## Begin
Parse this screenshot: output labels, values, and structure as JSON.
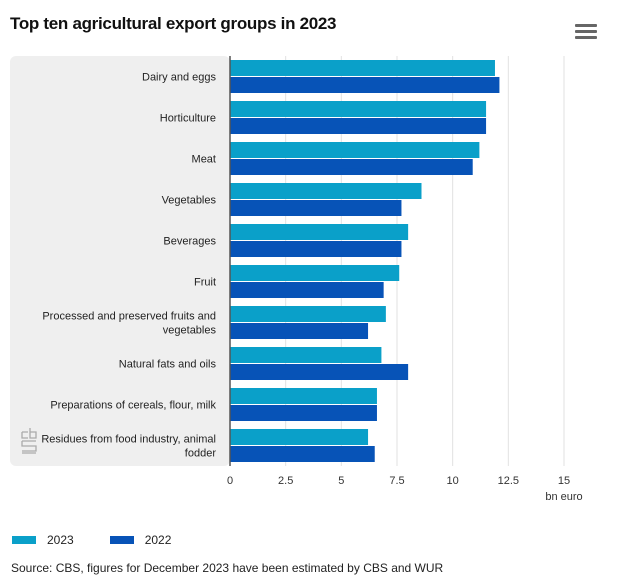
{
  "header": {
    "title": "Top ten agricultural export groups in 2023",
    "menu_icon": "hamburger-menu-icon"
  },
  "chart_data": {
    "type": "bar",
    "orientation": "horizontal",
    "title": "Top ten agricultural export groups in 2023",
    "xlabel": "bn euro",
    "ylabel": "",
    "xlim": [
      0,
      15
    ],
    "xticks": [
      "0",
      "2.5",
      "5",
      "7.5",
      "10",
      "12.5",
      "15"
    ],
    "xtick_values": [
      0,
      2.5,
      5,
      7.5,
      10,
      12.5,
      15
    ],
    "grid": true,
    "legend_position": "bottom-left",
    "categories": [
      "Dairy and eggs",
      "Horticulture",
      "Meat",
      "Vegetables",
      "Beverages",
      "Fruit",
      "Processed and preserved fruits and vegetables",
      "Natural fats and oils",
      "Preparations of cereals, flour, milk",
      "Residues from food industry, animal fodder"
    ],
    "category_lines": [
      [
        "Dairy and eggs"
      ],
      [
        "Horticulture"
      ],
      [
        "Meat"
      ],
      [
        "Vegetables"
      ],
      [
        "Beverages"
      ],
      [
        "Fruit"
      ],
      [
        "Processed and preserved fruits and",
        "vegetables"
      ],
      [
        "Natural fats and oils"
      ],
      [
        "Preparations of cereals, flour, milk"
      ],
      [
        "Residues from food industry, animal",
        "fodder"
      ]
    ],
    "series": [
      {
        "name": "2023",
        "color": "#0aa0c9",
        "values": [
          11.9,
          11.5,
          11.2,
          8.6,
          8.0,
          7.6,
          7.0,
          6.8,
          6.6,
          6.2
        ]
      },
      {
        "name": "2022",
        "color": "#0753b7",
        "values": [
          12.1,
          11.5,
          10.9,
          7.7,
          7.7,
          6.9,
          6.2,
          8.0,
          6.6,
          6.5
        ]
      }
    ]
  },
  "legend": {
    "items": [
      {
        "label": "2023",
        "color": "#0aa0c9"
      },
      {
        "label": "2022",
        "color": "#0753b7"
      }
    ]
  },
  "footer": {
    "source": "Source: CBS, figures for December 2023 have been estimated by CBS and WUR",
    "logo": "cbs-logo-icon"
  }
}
## End
(What is required) Where a line in the material above holds "cereals", copy that line.

(Answer to this task)
      "Preparations of cereals, flour, milk",
        "Preparations of cereals, flour, milk"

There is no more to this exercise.